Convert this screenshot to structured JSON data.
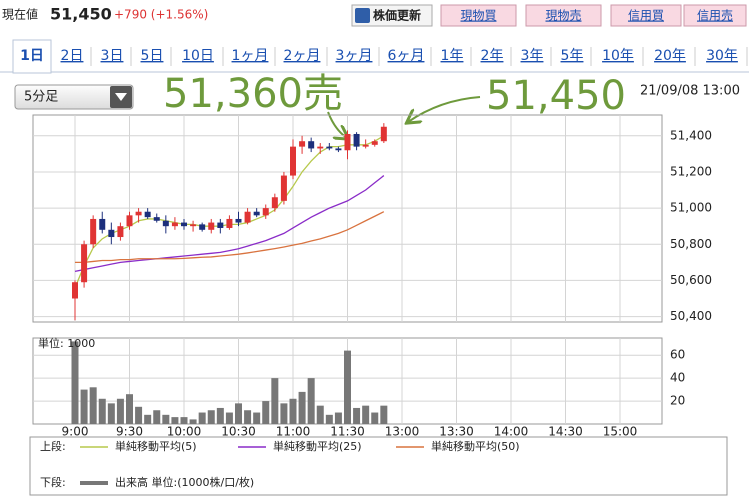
{
  "header": {
    "label": "現在値",
    "price": "51,450",
    "change": "+790 (+1.56%)",
    "buttons": [
      "株価更新",
      "現物買",
      "現物売",
      "信用買",
      "信用売"
    ]
  },
  "tabs": [
    "1日",
    "2日",
    "3日",
    "5日",
    "10日",
    "1ヶ月",
    "2ヶ月",
    "3ヶ月",
    "6ヶ月",
    "1年",
    "2年",
    "3年",
    "5年",
    "10年",
    "20年",
    "30年"
  ],
  "select": "5分足",
  "timestamp": "21/09/08 13:00",
  "chart_data": {
    "type": "candlestick",
    "annotations": [
      "51,360売",
      "51,450"
    ],
    "categories": [
      "9:00",
      null,
      null,
      null,
      null,
      null,
      "9:30",
      null,
      null,
      null,
      null,
      null,
      "10:00",
      null,
      null,
      null,
      null,
      null,
      "10:30",
      null,
      null,
      null,
      null,
      null,
      "11:00",
      null,
      null,
      null,
      null,
      null,
      "11:30",
      null,
      null,
      null,
      null,
      null,
      "13:00",
      null,
      null,
      null,
      null,
      null,
      "13:30",
      null,
      null,
      null,
      null,
      null,
      "14:00",
      null,
      null,
      null,
      null,
      null,
      "14:30",
      null,
      null,
      null,
      null,
      null,
      "15:00"
    ],
    "up_color": "#e03434",
    "down_color": "#1c2f7c",
    "open": [
      50500,
      50590,
      50800,
      50940,
      50880,
      50840,
      50900,
      50960,
      50980,
      50950,
      50930,
      50900,
      50920,
      50900,
      50910,
      50880,
      50920,
      50890,
      50940,
      50920,
      50980,
      50960,
      51000,
      51040,
      51180,
      51340,
      51370,
      51330,
      51340,
      51330,
      51320,
      51410,
      51340,
      51350,
      51370,
      null,
      null,
      null,
      null,
      null,
      null,
      null,
      null,
      null,
      null,
      null,
      null,
      null,
      null,
      null,
      null,
      null,
      null,
      null,
      null,
      null,
      null,
      null,
      null,
      null,
      null
    ],
    "high": [
      50600,
      50820,
      50960,
      50980,
      50920,
      50920,
      50980,
      51000,
      51000,
      50970,
      50960,
      50950,
      50940,
      50930,
      50920,
      50940,
      50940,
      50960,
      50980,
      51000,
      51000,
      51020,
      51080,
      51200,
      51380,
      51400,
      51390,
      51360,
      51360,
      51340,
      51430,
      51420,
      51380,
      51380,
      51470,
      null,
      null,
      null,
      null,
      null,
      null,
      null,
      null,
      null,
      null,
      null,
      null,
      null,
      null,
      null,
      null,
      null,
      null,
      null,
      null,
      null,
      null,
      null,
      null,
      null,
      null
    ],
    "low": [
      50380,
      50560,
      50780,
      50860,
      50800,
      50820,
      50880,
      50920,
      50940,
      50920,
      50860,
      50880,
      50880,
      50870,
      50870,
      50860,
      50860,
      50880,
      50900,
      50910,
      50950,
      50940,
      50980,
      51020,
      51160,
      51300,
      51310,
      51300,
      51320,
      51310,
      51270,
      51320,
      51330,
      51340,
      51360,
      null,
      null,
      null,
      null,
      null,
      null,
      null,
      null,
      null,
      null,
      null,
      null,
      null,
      null,
      null,
      null,
      null,
      null,
      null,
      null,
      null,
      null,
      null,
      null,
      null,
      null
    ],
    "close": [
      50590,
      50800,
      50940,
      50880,
      50840,
      50900,
      50960,
      50980,
      50950,
      50930,
      50900,
      50920,
      50900,
      50910,
      50880,
      50920,
      50890,
      50940,
      50920,
      50980,
      50960,
      51000,
      51060,
      51180,
      51340,
      51370,
      51330,
      51340,
      51330,
      51320,
      51410,
      51340,
      51350,
      51370,
      51450,
      null,
      null,
      null,
      null,
      null,
      null,
      null,
      null,
      null,
      null,
      null,
      null,
      null,
      null,
      null,
      null,
      null,
      null,
      null,
      null,
      null,
      null,
      null,
      null,
      null,
      null
    ],
    "series": [
      {
        "name": "単純移動平均(5)",
        "color": "#b7c94c",
        "values": [
          50560,
          50680,
          50780,
          50830,
          50860,
          50880,
          50900,
          50930,
          50940,
          50940,
          50930,
          50920,
          50910,
          50910,
          50900,
          50900,
          50900,
          50910,
          50910,
          50920,
          50940,
          50960,
          50990,
          51050,
          51120,
          51200,
          51260,
          51310,
          51340,
          51340,
          51350,
          51350,
          51350,
          51370,
          51400,
          null,
          null,
          null,
          null,
          null,
          null,
          null,
          null,
          null,
          null,
          null,
          null,
          null,
          null,
          null,
          null,
          null,
          null,
          null,
          null,
          null,
          null,
          null,
          null,
          null,
          null
        ]
      },
      {
        "name": "単純移動平均(25)",
        "color": "#8a2cc8",
        "values": [
          50650,
          50660,
          50670,
          50680,
          50690,
          50700,
          50705,
          50710,
          50715,
          50720,
          50725,
          50730,
          50735,
          50740,
          50745,
          50750,
          50755,
          50765,
          50775,
          50790,
          50805,
          50820,
          50840,
          50860,
          50890,
          50920,
          50950,
          50975,
          51000,
          51020,
          51040,
          51070,
          51100,
          51140,
          51180,
          null,
          null,
          null,
          null,
          null,
          null,
          null,
          null,
          null,
          null,
          null,
          null,
          null,
          null,
          null,
          null,
          null,
          null,
          null,
          null,
          null,
          null,
          null,
          null,
          null,
          null
        ]
      },
      {
        "name": "単純移動平均(50)",
        "color": "#d9733f",
        "values": [
          50700,
          50700,
          50705,
          50710,
          50710,
          50715,
          50715,
          50720,
          50720,
          50720,
          50720,
          50720,
          50722,
          50725,
          50728,
          50730,
          50735,
          50740,
          50745,
          50752,
          50760,
          50768,
          50776,
          50785,
          50795,
          50805,
          50818,
          50830,
          50845,
          50860,
          50880,
          50905,
          50930,
          50955,
          50980,
          null,
          null,
          null,
          null,
          null,
          null,
          null,
          null,
          null,
          null,
          null,
          null,
          null,
          null,
          null,
          null,
          null,
          null,
          null,
          null,
          null,
          null,
          null,
          null,
          null,
          null
        ]
      }
    ],
    "legend_title": "上段:",
    "ylim": [
      50370,
      51515
    ],
    "yticks": [
      {
        "value": 50400,
        "label": "50,400"
      },
      {
        "value": 50600,
        "label": "50,600"
      },
      {
        "value": 50800,
        "label": "50,800"
      },
      {
        "value": 51000,
        "label": "51,000"
      },
      {
        "value": 51200,
        "label": "51,200"
      },
      {
        "value": 51400,
        "label": "51,400"
      }
    ],
    "grid": true,
    "volume": {
      "name": "出来高 単位:(1000株/口/枚)",
      "color": "#777777",
      "legend_title": "下段:",
      "unit_label": "単位: 1000",
      "ylim": [
        0,
        75
      ],
      "yticks": [
        20,
        40,
        60
      ],
      "values": [
        72,
        30,
        32,
        22,
        18,
        22,
        26,
        15,
        8,
        12,
        8,
        6,
        6,
        4,
        10,
        12,
        14,
        10,
        18,
        12,
        10,
        20,
        40,
        18,
        22,
        28,
        40,
        16,
        8,
        10,
        64,
        14,
        16,
        10,
        16,
        null,
        null,
        null,
        null,
        null,
        null,
        null,
        null,
        null,
        null,
        null,
        null,
        null,
        null,
        null,
        null,
        null,
        null,
        null,
        null,
        null,
        null,
        null,
        null,
        null,
        null
      ]
    }
  }
}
====
→ EXERCISE INSTRUCTIONS
Go through the material above and print all of it exactly, except the pictures.

→ COMPLETE OUTPUT
Convert this screenshot to structured JSON data.
{
  "header": {
    "label": "現在値",
    "price": "51,450",
    "change": "+790 (+1.56%)",
    "buttons": [
      "株価更新",
      "現物買",
      "現物売",
      "信用買",
      "信用売"
    ]
  },
  "tabs": [
    "1日",
    "2日",
    "3日",
    "5日",
    "10日",
    "1ヶ月",
    "2ヶ月",
    "3ヶ月",
    "6ヶ月",
    "1年",
    "2年",
    "3年",
    "5年",
    "10年",
    "20年",
    "30年"
  ],
  "select": "5分足",
  "timestamp": "21/09/08 13:00",
  "chart_data": {
    "type": "candlestick",
    "annotations": [
      "51,360売",
      "51,450"
    ],
    "categories": [
      "9:00",
      null,
      null,
      null,
      null,
      null,
      "9:30",
      null,
      null,
      null,
      null,
      null,
      "10:00",
      null,
      null,
      null,
      null,
      null,
      "10:30",
      null,
      null,
      null,
      null,
      null,
      "11:00",
      null,
      null,
      null,
      null,
      null,
      "11:30",
      null,
      null,
      null,
      null,
      null,
      "13:00",
      null,
      null,
      null,
      null,
      null,
      "13:30",
      null,
      null,
      null,
      null,
      null,
      "14:00",
      null,
      null,
      null,
      null,
      null,
      "14:30",
      null,
      null,
      null,
      null,
      null,
      "15:00"
    ],
    "up_color": "#e03434",
    "down_color": "#1c2f7c",
    "open": [
      50500,
      50590,
      50800,
      50940,
      50880,
      50840,
      50900,
      50960,
      50980,
      50950,
      50930,
      50900,
      50920,
      50900,
      50910,
      50880,
      50920,
      50890,
      50940,
      50920,
      50980,
      50960,
      51000,
      51040,
      51180,
      51340,
      51370,
      51330,
      51340,
      51330,
      51320,
      51410,
      51340,
      51350,
      51370,
      null,
      null,
      null,
      null,
      null,
      null,
      null,
      null,
      null,
      null,
      null,
      null,
      null,
      null,
      null,
      null,
      null,
      null,
      null,
      null,
      null,
      null,
      null,
      null,
      null,
      null
    ],
    "high": [
      50600,
      50820,
      50960,
      50980,
      50920,
      50920,
      50980,
      51000,
      51000,
      50970,
      50960,
      50950,
      50940,
      50930,
      50920,
      50940,
      50940,
      50960,
      50980,
      51000,
      51000,
      51020,
      51080,
      51200,
      51380,
      51400,
      51390,
      51360,
      51360,
      51340,
      51430,
      51420,
      51380,
      51380,
      51470,
      null,
      null,
      null,
      null,
      null,
      null,
      null,
      null,
      null,
      null,
      null,
      null,
      null,
      null,
      null,
      null,
      null,
      null,
      null,
      null,
      null,
      null,
      null,
      null,
      null,
      null
    ],
    "low": [
      50380,
      50560,
      50780,
      50860,
      50800,
      50820,
      50880,
      50920,
      50940,
      50920,
      50860,
      50880,
      50880,
      50870,
      50870,
      50860,
      50860,
      50880,
      50900,
      50910,
      50950,
      50940,
      50980,
      51020,
      51160,
      51300,
      51310,
      51300,
      51320,
      51310,
      51270,
      51320,
      51330,
      51340,
      51360,
      null,
      null,
      null,
      null,
      null,
      null,
      null,
      null,
      null,
      null,
      null,
      null,
      null,
      null,
      null,
      null,
      null,
      null,
      null,
      null,
      null,
      null,
      null,
      null,
      null,
      null
    ],
    "close": [
      50590,
      50800,
      50940,
      50880,
      50840,
      50900,
      50960,
      50980,
      50950,
      50930,
      50900,
      50920,
      50900,
      50910,
      50880,
      50920,
      50890,
      50940,
      50920,
      50980,
      50960,
      51000,
      51060,
      51180,
      51340,
      51370,
      51330,
      51340,
      51330,
      51320,
      51410,
      51340,
      51350,
      51370,
      51450,
      null,
      null,
      null,
      null,
      null,
      null,
      null,
      null,
      null,
      null,
      null,
      null,
      null,
      null,
      null,
      null,
      null,
      null,
      null,
      null,
      null,
      null,
      null,
      null,
      null,
      null
    ],
    "series": [
      {
        "name": "単純移動平均(5)",
        "color": "#b7c94c",
        "values": [
          50560,
          50680,
          50780,
          50830,
          50860,
          50880,
          50900,
          50930,
          50940,
          50940,
          50930,
          50920,
          50910,
          50910,
          50900,
          50900,
          50900,
          50910,
          50910,
          50920,
          50940,
          50960,
          50990,
          51050,
          51120,
          51200,
          51260,
          51310,
          51340,
          51340,
          51350,
          51350,
          51350,
          51370,
          51400,
          null,
          null,
          null,
          null,
          null,
          null,
          null,
          null,
          null,
          null,
          null,
          null,
          null,
          null,
          null,
          null,
          null,
          null,
          null,
          null,
          null,
          null,
          null,
          null,
          null,
          null
        ]
      },
      {
        "name": "単純移動平均(25)",
        "color": "#8a2cc8",
        "values": [
          50650,
          50660,
          50670,
          50680,
          50690,
          50700,
          50705,
          50710,
          50715,
          50720,
          50725,
          50730,
          50735,
          50740,
          50745,
          50750,
          50755,
          50765,
          50775,
          50790,
          50805,
          50820,
          50840,
          50860,
          50890,
          50920,
          50950,
          50975,
          51000,
          51020,
          51040,
          51070,
          51100,
          51140,
          51180,
          null,
          null,
          null,
          null,
          null,
          null,
          null,
          null,
          null,
          null,
          null,
          null,
          null,
          null,
          null,
          null,
          null,
          null,
          null,
          null,
          null,
          null,
          null,
          null,
          null,
          null
        ]
      },
      {
        "name": "単純移動平均(50)",
        "color": "#d9733f",
        "values": [
          50700,
          50700,
          50705,
          50710,
          50710,
          50715,
          50715,
          50720,
          50720,
          50720,
          50720,
          50720,
          50722,
          50725,
          50728,
          50730,
          50735,
          50740,
          50745,
          50752,
          50760,
          50768,
          50776,
          50785,
          50795,
          50805,
          50818,
          50830,
          50845,
          50860,
          50880,
          50905,
          50930,
          50955,
          50980,
          null,
          null,
          null,
          null,
          null,
          null,
          null,
          null,
          null,
          null,
          null,
          null,
          null,
          null,
          null,
          null,
          null,
          null,
          null,
          null,
          null,
          null,
          null,
          null,
          null,
          null
        ]
      }
    ],
    "legend_title": "上段:",
    "ylim": [
      50370,
      51515
    ],
    "yticks": [
      {
        "value": 50400,
        "label": "50,400"
      },
      {
        "value": 50600,
        "label": "50,600"
      },
      {
        "value": 50800,
        "label": "50,800"
      },
      {
        "value": 51000,
        "label": "51,000"
      },
      {
        "value": 51200,
        "label": "51,200"
      },
      {
        "value": 51400,
        "label": "51,400"
      }
    ],
    "grid": true,
    "volume": {
      "name": "出来高 単位:(1000株/口/枚)",
      "color": "#777777",
      "legend_title": "下段:",
      "unit_label": "単位: 1000",
      "ylim": [
        0,
        75
      ],
      "yticks": [
        20,
        40,
        60
      ],
      "values": [
        72,
        30,
        32,
        22,
        18,
        22,
        26,
        15,
        8,
        12,
        8,
        6,
        6,
        4,
        10,
        12,
        14,
        10,
        18,
        12,
        10,
        20,
        40,
        18,
        22,
        28,
        40,
        16,
        8,
        10,
        64,
        14,
        16,
        10,
        16,
        null,
        null,
        null,
        null,
        null,
        null,
        null,
        null,
        null,
        null,
        null,
        null,
        null,
        null,
        null,
        null,
        null,
        null,
        null,
        null,
        null,
        null,
        null,
        null,
        null,
        null
      ]
    }
  }
}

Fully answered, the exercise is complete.